Histórico
25 junio 2013Jose David López

Confederaciones: ‘Treintañeros’ en la portería

La experiencia prima, suma, acumula méritos y extrapola muchos problemas a otras cuestiones. Se podrá criticar una acción, un error o un desfase puntual que amargó la cita al graderío, pero la línea a seguir perderá muchos argumentos dolorosos si la identidad de quien aparece como protagonista, conoce a fondo la profesión. Porque no se trata igual al ‘novato’ que al veterano. Porque no se mira igual al recién llegado que al que siempre estuvo. Porque se encuentran muchísimas más facilidades para debatir con el jovenzuelo que carece de ímpetu y carácter, que no hacerlo contra aquél que sonríe de picaresca cuando sabe que él y sólo él puede haber provocado un caos irreparable. Porque los años son moratones y heridas que ya cicatrizaron en las piernas, y desde luego en el corazón, del que peina canas con aplomo.

El fútbol es, seguramente, uno de los deportes que más cruel y a la vez afectivo, es capaz de mostrarse con los que vivieron largas etapas en el césped. Y de entre todos ellos, (absténgase de esta frase oportuna el mítico e imperecedero Ryan Giggs), los porteros ejercitan sus músculos y rentabilizan su carrera más que ningún otro. Son muchos quienes se atrevieron a la ‘cuarentena’, la mayoría sabe que el éxito podrá ser alargado tomando las debidas precauciones y, además, cuantos más números aumenten sus cifras de partidos, mayor será la capacidad que tendrán para asumir nuevos retos. Pueden ser titulares o suplentes que ayuden a la aclimatación del joven. Pueden ser desconocidos que apenas trabajan en la sombra de los héroes o aquellos que ni salen en la foto. Pero sea cual sea su rol, siempre están. La experiencia es el mayor grado que el fútbol premia en muchos escenarios y, el alto porcentaje de ‘treintañeros’ que se darán cita en la Copa Confederaciones, así lo demuestra.
######
→ **Tarea 1**:
En el artículo sobre los porteros, ¿qué futbolista aparece entre paréntesis como excepción a la frase sobre los porteros?
→ **Tarea 2**:
Prosigue el artículo sobre los porteros a partir de su última oración.
Las líneas que vienen a continuación no tienen relación con el artículo sobre los porteros.

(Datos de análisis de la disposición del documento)
######
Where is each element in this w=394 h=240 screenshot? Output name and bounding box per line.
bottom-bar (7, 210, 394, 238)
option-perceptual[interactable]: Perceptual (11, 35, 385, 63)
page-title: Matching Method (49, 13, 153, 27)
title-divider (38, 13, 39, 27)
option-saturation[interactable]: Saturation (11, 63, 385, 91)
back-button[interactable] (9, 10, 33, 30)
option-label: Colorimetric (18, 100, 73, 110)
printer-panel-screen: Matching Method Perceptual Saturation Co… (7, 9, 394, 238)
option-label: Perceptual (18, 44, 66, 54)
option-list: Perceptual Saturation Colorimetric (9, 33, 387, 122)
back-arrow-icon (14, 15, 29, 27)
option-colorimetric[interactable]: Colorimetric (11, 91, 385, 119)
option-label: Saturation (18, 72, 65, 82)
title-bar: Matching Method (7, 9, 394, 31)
######
→ **Respuesta escrita 1**:
Ryan Giggs.

→ **Respuesta escrita 2**:
De las 8 selecciones clasificadas para la edición 2013, solo una de ellas, Uruguay, pondrá de titular a un guardameta que no llegará a la cifra clave (no solo por este post, sino que para muchos futbolistas representa la edad en la que empiezan a tomar decisiones más serenas y equilibradas a un futuro tranquilo). El único, será Muslera, más allá de que si sufriera cualquier percance, a sus espaldas tendría a dos suplentes que sí cumplirían la máxima de los 30 años (Silva que los suma hace meses y Castillo que los superó hace mucho, 35). Y es que resulta hasta paradójico que, sea cual sea la naturaleza competitiva o dimensión del país, las siete restantes selecciones vayan a poner de inicio a porteros que abanderan la experiencia como valuarte de su actual momento de éxito personal. Un premio a la consistencia, a los cuidados intensivos de muchos años y, desde luego, muchas charlas para sostener tantos ceros en su currículum (ése que los porteros nunca pueden exagerar en goles por su propio bien).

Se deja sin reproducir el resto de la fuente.